**Problem to work on:** Copy every line that mentions the word "Born".

**Record extracts:**
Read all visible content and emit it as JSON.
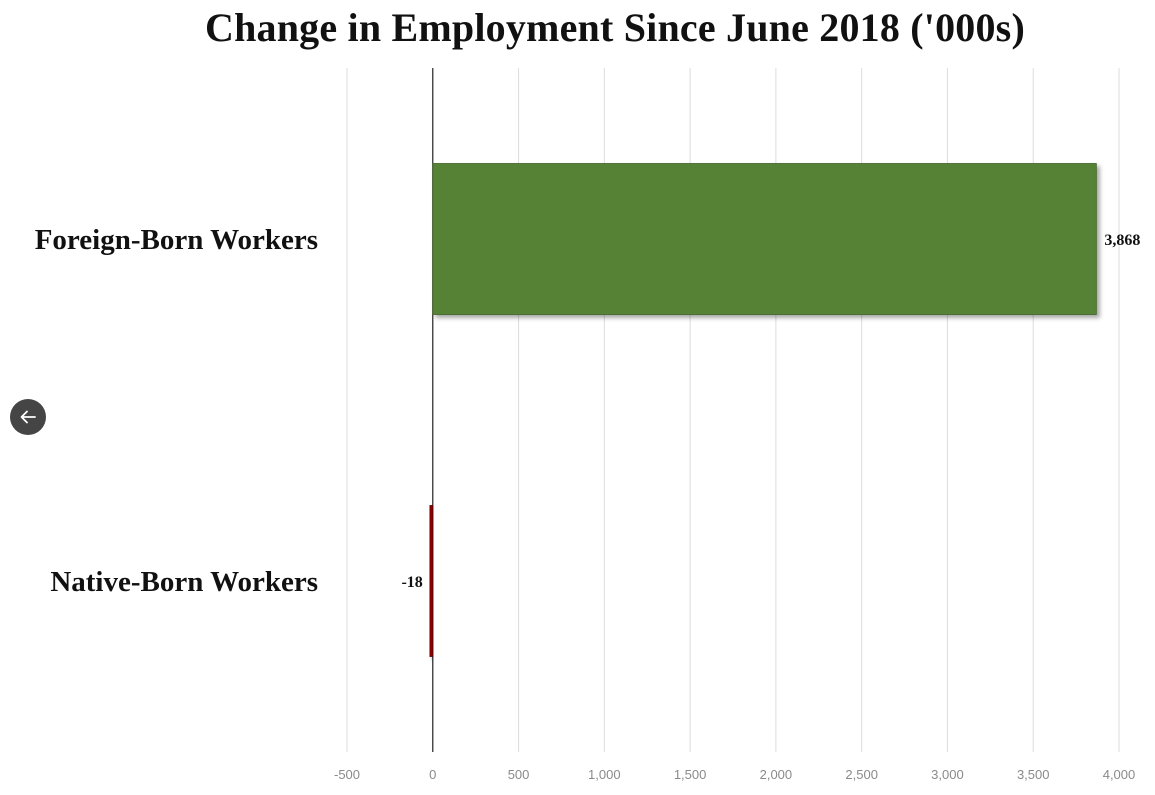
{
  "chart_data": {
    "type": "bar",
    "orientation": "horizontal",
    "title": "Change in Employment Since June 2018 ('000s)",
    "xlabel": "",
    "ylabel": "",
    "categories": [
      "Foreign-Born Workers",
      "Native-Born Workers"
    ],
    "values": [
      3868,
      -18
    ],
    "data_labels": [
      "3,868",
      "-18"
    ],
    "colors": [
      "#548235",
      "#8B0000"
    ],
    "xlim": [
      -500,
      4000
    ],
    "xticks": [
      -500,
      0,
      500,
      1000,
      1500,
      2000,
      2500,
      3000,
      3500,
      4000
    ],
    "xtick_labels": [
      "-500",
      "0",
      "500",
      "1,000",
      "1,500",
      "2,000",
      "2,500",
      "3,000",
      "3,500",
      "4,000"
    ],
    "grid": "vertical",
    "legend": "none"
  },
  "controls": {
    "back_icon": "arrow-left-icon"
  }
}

---

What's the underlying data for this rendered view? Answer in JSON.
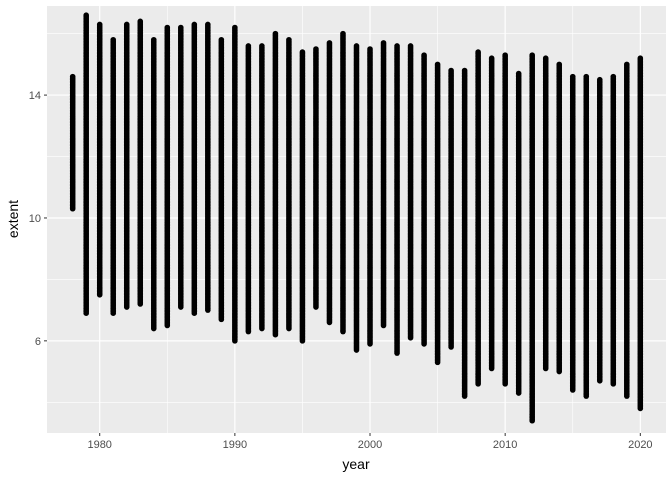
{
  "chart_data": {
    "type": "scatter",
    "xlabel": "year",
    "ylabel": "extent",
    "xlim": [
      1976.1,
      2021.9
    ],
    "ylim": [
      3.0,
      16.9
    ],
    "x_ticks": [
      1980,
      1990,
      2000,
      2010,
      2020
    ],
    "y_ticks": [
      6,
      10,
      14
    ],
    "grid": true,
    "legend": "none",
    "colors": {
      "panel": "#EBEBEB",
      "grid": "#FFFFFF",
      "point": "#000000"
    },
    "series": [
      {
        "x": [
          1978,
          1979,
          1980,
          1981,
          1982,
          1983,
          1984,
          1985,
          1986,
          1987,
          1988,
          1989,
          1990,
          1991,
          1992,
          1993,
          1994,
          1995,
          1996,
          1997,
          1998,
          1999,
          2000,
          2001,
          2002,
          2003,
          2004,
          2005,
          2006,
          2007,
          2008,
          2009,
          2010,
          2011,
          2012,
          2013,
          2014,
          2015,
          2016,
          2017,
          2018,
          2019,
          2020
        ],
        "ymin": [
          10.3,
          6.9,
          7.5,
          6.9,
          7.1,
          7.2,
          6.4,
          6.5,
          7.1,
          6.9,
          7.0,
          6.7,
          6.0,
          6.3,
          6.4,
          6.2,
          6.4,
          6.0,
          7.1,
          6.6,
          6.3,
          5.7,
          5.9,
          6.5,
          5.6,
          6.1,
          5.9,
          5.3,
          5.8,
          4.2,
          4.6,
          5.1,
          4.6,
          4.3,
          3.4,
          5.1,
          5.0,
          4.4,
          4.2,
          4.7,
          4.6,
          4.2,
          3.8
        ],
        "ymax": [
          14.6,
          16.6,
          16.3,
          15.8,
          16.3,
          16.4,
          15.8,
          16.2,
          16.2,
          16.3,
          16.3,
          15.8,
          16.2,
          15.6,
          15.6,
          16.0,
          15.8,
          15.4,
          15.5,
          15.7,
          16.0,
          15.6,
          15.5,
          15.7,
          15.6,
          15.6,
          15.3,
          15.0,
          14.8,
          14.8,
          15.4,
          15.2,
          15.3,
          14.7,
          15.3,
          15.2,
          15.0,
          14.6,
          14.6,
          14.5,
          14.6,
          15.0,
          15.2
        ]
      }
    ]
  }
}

**Written solution:**
      "Foreign-Born Workers",
      "Native-Born Workers"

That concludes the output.